| Written exercise |
The records below are made of lines; count those holding the word "nach" and give the number only.

| Listing |

*****

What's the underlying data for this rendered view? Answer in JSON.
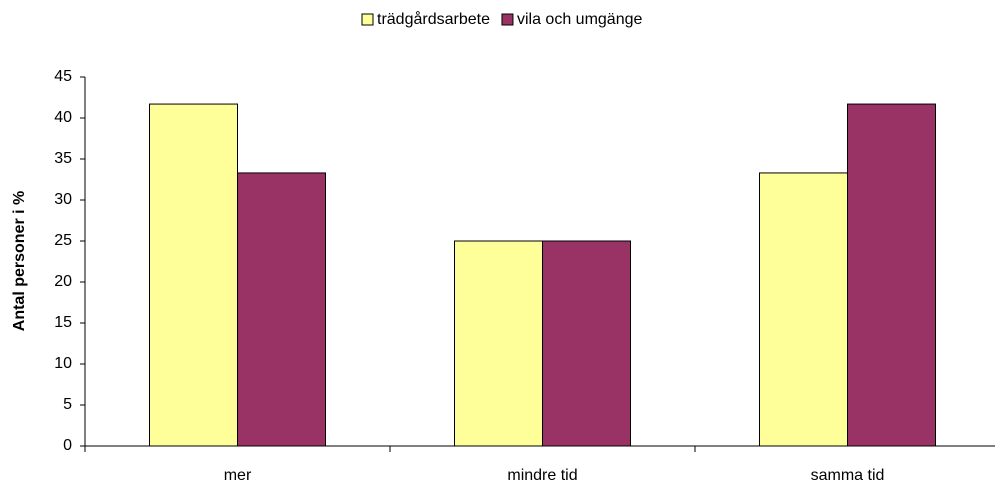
{
  "chart_data": {
    "type": "bar",
    "y_label": "Antal personer i %",
    "categories": [
      "mer",
      "mindre tid",
      "samma tid"
    ],
    "series": [
      {
        "name": "trädgårdsarbete",
        "color": "#ffff99",
        "values": [
          41.7,
          25,
          33.3
        ]
      },
      {
        "name": "vila och umgänge",
        "color": "#993366",
        "values": [
          33.3,
          25,
          41.7
        ]
      }
    ],
    "ylim": [
      0,
      45
    ],
    "yticks": [
      0,
      5,
      10,
      15,
      20,
      25,
      30,
      35,
      40,
      45
    ],
    "legend": "top"
  }
}
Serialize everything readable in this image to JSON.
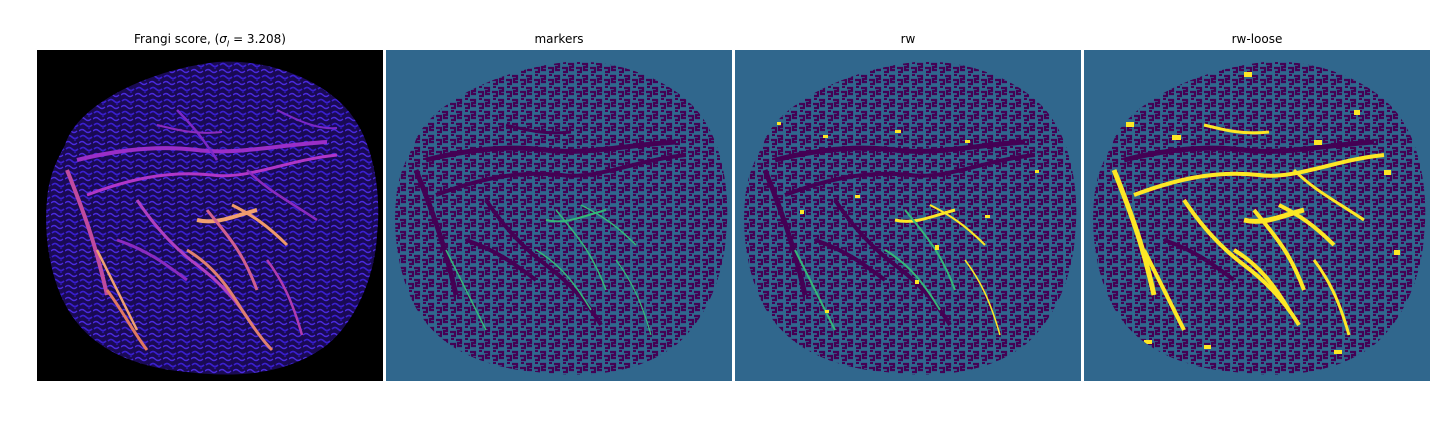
{
  "figure": {
    "panels": [
      {
        "title": "Frangi score, (σᵢ = 3.208)",
        "colormap": "magma"
      },
      {
        "title": "markers",
        "colormap": "viridis"
      },
      {
        "title": "rw",
        "colormap": "viridis"
      },
      {
        "title": "rw-loose",
        "colormap": "viridis"
      }
    ],
    "colors": {
      "black_background": "#000000",
      "teal_background": "#30678d",
      "dark_purple": "#440154",
      "blue_purple": "#3a1fd0",
      "magenta": "#a02bd0",
      "orange": "#f0a070",
      "green_marker": "#35b779",
      "yellow": "#fde725"
    }
  }
}
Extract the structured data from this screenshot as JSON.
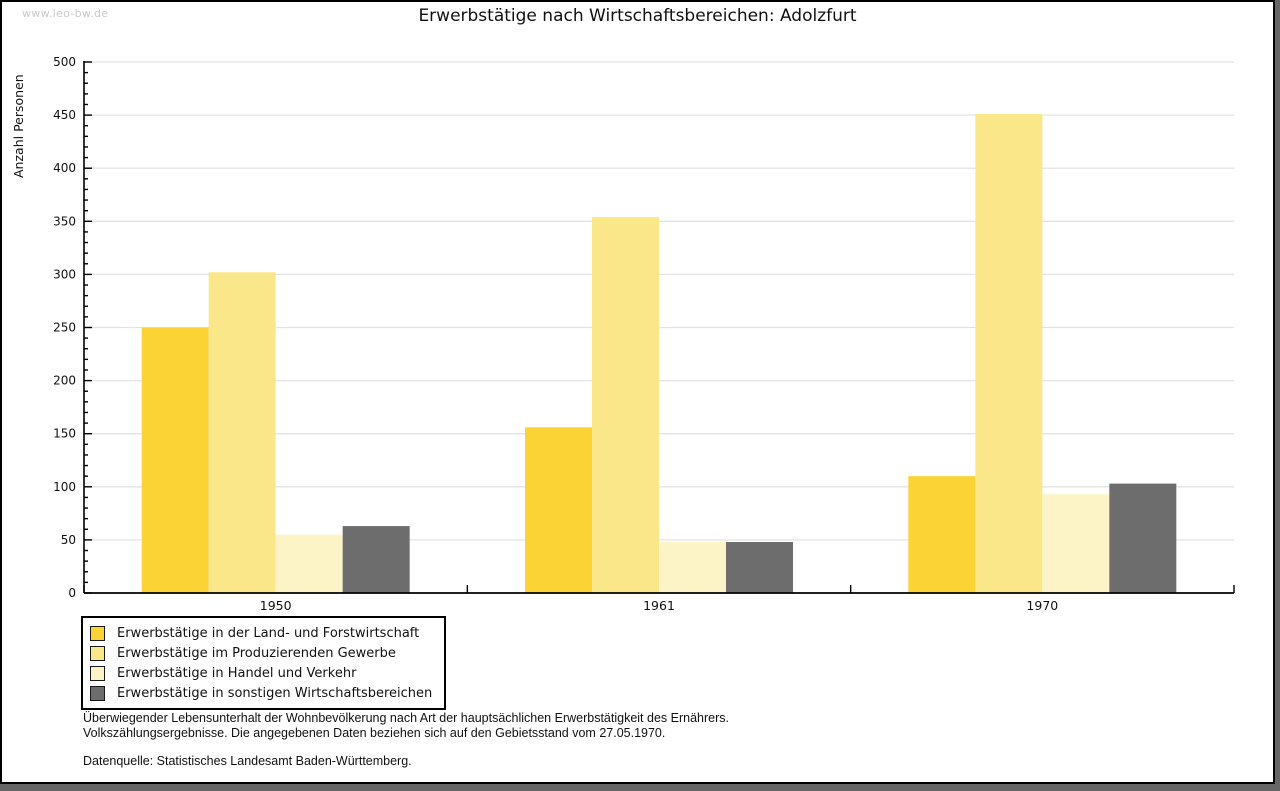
{
  "watermark": "www.leo-bw.de",
  "chart_data": {
    "type": "bar",
    "title": "Erwerbstätige nach Wirtschaftsbereichen: Adolzfurt",
    "ylabel": "Anzahl Personen",
    "xlabel": "",
    "ylim": [
      0,
      500
    ],
    "y_major_step": 50,
    "y_minor_step": 10,
    "grid": true,
    "legend_position": "bottom-left",
    "categories": [
      "1950",
      "1961",
      "1970"
    ],
    "series": [
      {
        "name": "Erwerbstätige in der Land- und Forstwirtschaft",
        "color": "#fbd334",
        "values": [
          250,
          156,
          110
        ]
      },
      {
        "name": "Erwerbstätige im Produzierenden Gewerbe",
        "color": "#fae78a",
        "values": [
          302,
          354,
          451
        ]
      },
      {
        "name": "Erwerbstätige in Handel und Verkehr",
        "color": "#fcf4c6",
        "values": [
          55,
          48,
          93
        ]
      },
      {
        "name": "Erwerbstätige in sonstigen Wirtschaftsbereichen",
        "color": "#6d6d6d",
        "values": [
          63,
          48,
          103
        ]
      }
    ]
  },
  "footnotes": {
    "line1": "Überwiegender Lebensunterhalt der Wohnbevölkerung nach Art der hauptsächlichen Erwerbstätigkeit des Ernährers.",
    "line2": "Volkszählungsergebnisse. Die angegebenen Daten beziehen sich auf den Gebietsstand vom 27.05.1970.",
    "source": "Datenquelle: Statistisches Landesamt Baden-Württemberg."
  },
  "colors": {
    "grid": "#e3e3e3",
    "axis": "#000000",
    "text": "#111111",
    "watermark": "#c9c9c9",
    "frame_outer": "#666666"
  }
}
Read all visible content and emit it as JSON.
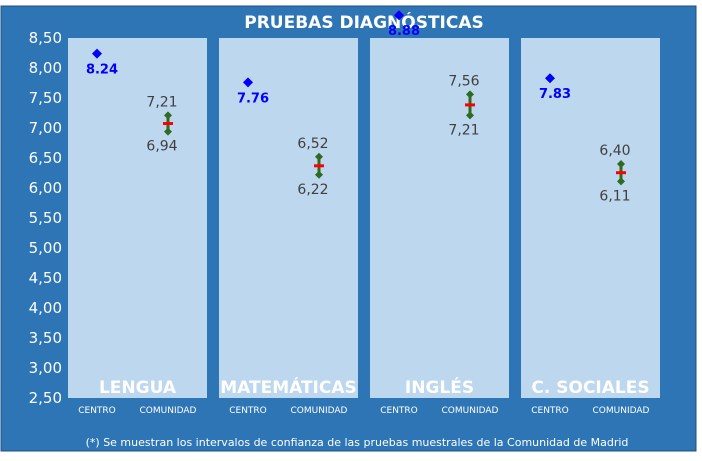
{
  "chart_data": {
    "type": "scatter",
    "title": "PRUEBAS DIAGNÓSTICAS",
    "footnote": "(*) Se muestran los intervalos de confianza de las pruebas muestrales de la Comunidad de Madrid",
    "ylim": [
      2.5,
      8.5
    ],
    "yticks": [
      "2,50",
      "3,00",
      "3,50",
      "4,00",
      "4,50",
      "5,00",
      "5,50",
      "6,00",
      "6,50",
      "7,00",
      "7,50",
      "8,00",
      "8,50"
    ],
    "x_categories": [
      "CENTRO",
      "COMUNIDAD"
    ],
    "grid": false,
    "panels": [
      {
        "subject": "LENGUA",
        "centro": 8.24,
        "centro_label": "8.24",
        "comunidad_low": 6.94,
        "comunidad_high": 7.21,
        "comunidad_mid": 7.075,
        "low_label": "6,94",
        "high_label": "7,21"
      },
      {
        "subject": "MATEMÁTICAS",
        "centro": 7.76,
        "centro_label": "7.76",
        "comunidad_low": 6.22,
        "comunidad_high": 6.52,
        "comunidad_mid": 6.37,
        "low_label": "6,22",
        "high_label": "6,52"
      },
      {
        "subject": "INGLÉS",
        "centro": 8.88,
        "centro_label": "8.88",
        "comunidad_low": 7.21,
        "comunidad_high": 7.56,
        "comunidad_mid": 7.385,
        "low_label": "7,21",
        "high_label": "7,56"
      },
      {
        "subject": "C. SOCIALES",
        "centro": 7.83,
        "centro_label": "7.83",
        "comunidad_low": 6.11,
        "comunidad_high": 6.4,
        "comunidad_mid": 6.255,
        "low_label": "6,11",
        "high_label": "6,40"
      }
    ]
  },
  "colors": {
    "background": "#2e75b6",
    "panel": "#bdd7ee",
    "centro_point": "#0000ff",
    "interval": "#2e6b1f",
    "mean": "#ff0000",
    "text_light": "#ffffff",
    "text_dark": "#404040"
  }
}
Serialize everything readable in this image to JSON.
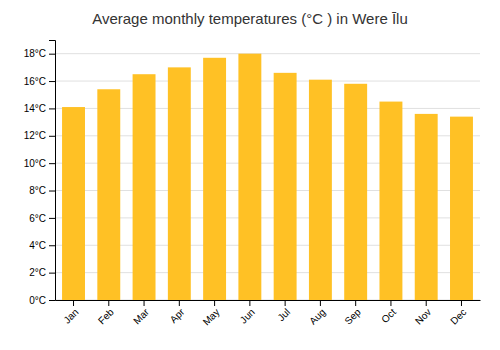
{
  "chart_data": {
    "type": "bar",
    "title": "Average monthly temperatures (°C ) in Were Īlu",
    "categories": [
      "Jan",
      "Feb",
      "Mar",
      "Apr",
      "May",
      "Jun",
      "Jul",
      "Aug",
      "Sep",
      "Oct",
      "Nov",
      "Dec"
    ],
    "values": [
      14.1,
      15.4,
      16.5,
      17.0,
      17.7,
      18.0,
      16.6,
      16.1,
      15.8,
      14.5,
      13.6,
      13.4
    ],
    "color": "#FFC125",
    "ylim": [
      0,
      19
    ],
    "yticks": [
      {
        "value": 0,
        "label": "0°C"
      },
      {
        "value": 2,
        "label": "2°C"
      },
      {
        "value": 4,
        "label": "4°C"
      },
      {
        "value": 6,
        "label": "6°C"
      },
      {
        "value": 8,
        "label": "8°C"
      },
      {
        "value": 10,
        "label": "10°C"
      },
      {
        "value": 12,
        "label": "12°C"
      },
      {
        "value": 14,
        "label": "14°C"
      },
      {
        "value": 16,
        "label": "16°C"
      },
      {
        "value": 18,
        "label": "18°C"
      }
    ],
    "grid": true
  }
}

*****

| Result for this task |
2